Sort through the data and copy the lines holding the word "Washington".

** Start Records **

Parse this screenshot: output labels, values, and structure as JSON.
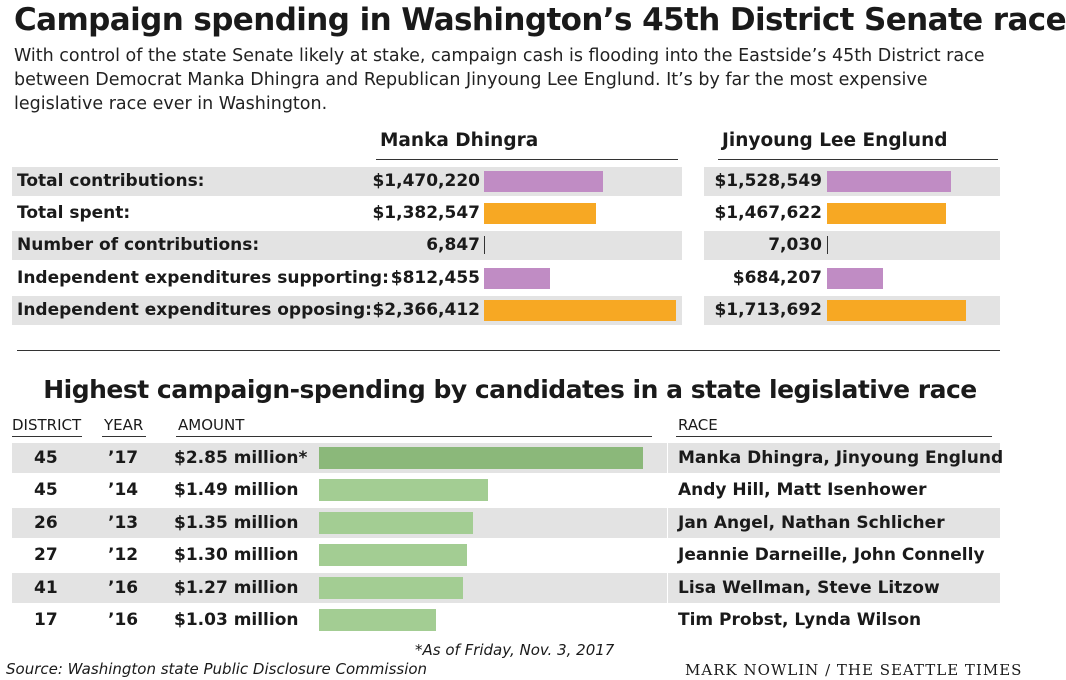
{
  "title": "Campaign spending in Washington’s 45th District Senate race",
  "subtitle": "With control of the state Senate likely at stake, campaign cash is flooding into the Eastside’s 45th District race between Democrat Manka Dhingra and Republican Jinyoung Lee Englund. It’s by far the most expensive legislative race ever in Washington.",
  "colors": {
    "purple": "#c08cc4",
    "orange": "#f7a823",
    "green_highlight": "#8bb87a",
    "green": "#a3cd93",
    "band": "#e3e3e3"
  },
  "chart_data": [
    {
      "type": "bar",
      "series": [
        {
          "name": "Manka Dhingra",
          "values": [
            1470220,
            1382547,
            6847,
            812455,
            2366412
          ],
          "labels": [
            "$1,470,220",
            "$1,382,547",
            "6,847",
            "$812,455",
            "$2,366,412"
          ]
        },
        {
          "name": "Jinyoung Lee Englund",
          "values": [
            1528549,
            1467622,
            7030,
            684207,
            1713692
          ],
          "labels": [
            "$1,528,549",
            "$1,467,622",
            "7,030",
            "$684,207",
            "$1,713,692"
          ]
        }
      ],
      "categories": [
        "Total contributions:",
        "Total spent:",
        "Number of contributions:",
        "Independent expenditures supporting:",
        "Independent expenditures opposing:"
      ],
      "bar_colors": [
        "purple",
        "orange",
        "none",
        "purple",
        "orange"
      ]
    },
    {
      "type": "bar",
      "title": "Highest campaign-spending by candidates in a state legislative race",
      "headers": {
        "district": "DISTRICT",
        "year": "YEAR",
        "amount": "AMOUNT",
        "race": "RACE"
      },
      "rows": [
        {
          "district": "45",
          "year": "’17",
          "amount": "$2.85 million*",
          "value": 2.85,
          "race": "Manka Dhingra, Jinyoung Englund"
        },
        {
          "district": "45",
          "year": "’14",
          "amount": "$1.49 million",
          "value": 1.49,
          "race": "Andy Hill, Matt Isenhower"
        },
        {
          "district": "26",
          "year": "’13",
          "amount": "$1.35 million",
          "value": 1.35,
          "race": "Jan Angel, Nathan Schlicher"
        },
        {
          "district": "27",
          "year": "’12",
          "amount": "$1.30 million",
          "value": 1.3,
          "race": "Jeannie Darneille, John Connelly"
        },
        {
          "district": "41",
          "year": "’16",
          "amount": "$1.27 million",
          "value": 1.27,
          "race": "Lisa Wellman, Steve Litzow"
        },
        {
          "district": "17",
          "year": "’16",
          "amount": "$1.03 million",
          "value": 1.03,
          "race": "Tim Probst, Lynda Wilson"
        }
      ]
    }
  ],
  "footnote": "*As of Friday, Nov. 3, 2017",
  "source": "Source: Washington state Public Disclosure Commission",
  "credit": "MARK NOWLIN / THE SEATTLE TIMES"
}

** End Records **
** Start Records **

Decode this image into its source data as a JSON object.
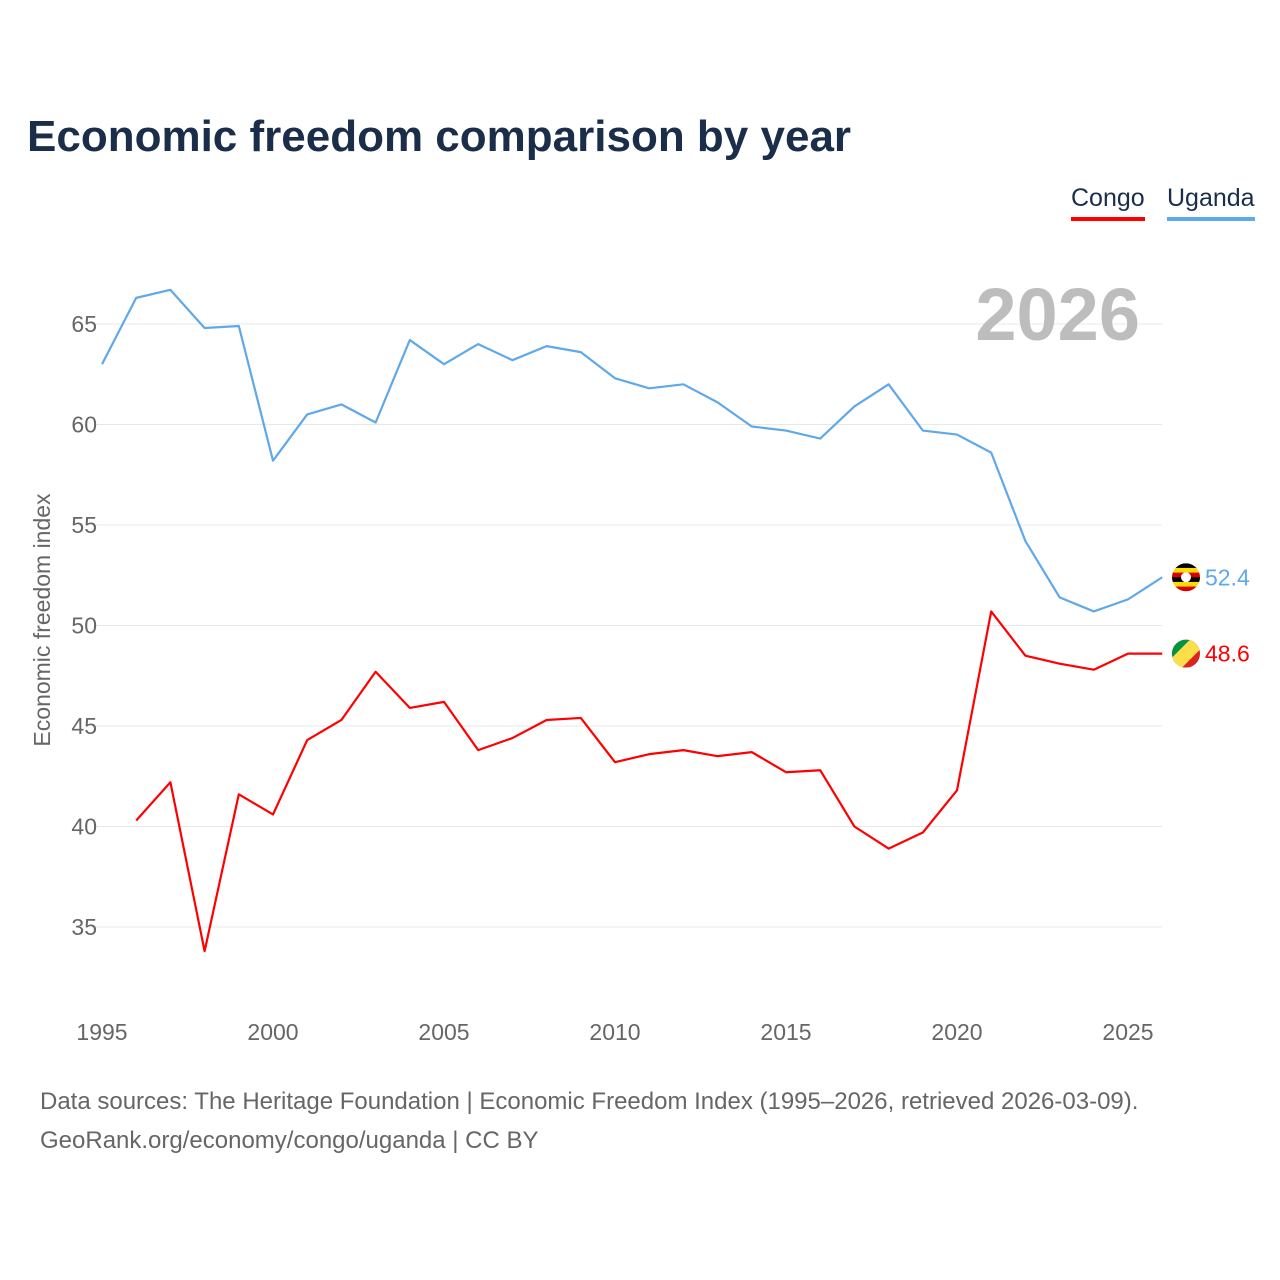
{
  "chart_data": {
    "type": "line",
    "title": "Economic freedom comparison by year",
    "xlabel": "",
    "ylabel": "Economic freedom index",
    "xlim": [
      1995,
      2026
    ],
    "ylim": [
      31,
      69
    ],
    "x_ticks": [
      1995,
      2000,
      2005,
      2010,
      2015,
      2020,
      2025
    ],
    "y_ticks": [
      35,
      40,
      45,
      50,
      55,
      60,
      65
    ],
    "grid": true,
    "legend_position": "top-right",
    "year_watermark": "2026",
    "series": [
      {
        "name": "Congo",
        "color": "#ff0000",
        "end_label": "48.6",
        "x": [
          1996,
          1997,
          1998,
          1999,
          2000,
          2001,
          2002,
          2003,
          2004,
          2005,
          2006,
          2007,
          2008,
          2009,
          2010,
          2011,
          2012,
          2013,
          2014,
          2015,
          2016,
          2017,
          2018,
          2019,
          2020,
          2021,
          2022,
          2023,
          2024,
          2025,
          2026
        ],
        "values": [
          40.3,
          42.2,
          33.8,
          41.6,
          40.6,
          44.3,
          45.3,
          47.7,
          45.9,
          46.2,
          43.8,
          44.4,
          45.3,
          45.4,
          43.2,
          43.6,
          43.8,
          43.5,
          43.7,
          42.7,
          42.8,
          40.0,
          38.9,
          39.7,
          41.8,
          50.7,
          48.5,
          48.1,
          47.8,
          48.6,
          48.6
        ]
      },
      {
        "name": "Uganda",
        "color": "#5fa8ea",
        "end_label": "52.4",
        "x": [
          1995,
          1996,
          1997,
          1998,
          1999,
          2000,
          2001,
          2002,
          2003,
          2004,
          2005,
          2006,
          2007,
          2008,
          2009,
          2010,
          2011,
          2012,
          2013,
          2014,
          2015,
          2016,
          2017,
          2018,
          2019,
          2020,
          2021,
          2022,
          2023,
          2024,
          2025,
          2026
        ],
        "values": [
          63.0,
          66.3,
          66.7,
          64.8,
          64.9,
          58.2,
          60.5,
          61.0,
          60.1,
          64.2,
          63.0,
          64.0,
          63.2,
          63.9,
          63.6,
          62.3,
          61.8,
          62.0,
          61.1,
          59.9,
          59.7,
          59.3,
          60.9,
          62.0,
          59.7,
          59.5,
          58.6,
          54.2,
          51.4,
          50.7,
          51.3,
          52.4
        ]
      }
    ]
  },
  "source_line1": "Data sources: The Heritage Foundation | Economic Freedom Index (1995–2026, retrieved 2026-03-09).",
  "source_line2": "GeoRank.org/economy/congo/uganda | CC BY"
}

** End Records **

■ Result of the exercise:
  "title": "Campaign spending in Washington’s 45th District Senate race",
  "subtitle": "With control of the state Senate likely at stake, campaign cash is flooding into the Eastside’s 45th District race between Democrat Manka Dhingra and Republican Jinyoung Lee Englund. It’s by far the most expensive legislative race ever in Washington.",
  "source": "Source: Washington state Public Disclosure Commission",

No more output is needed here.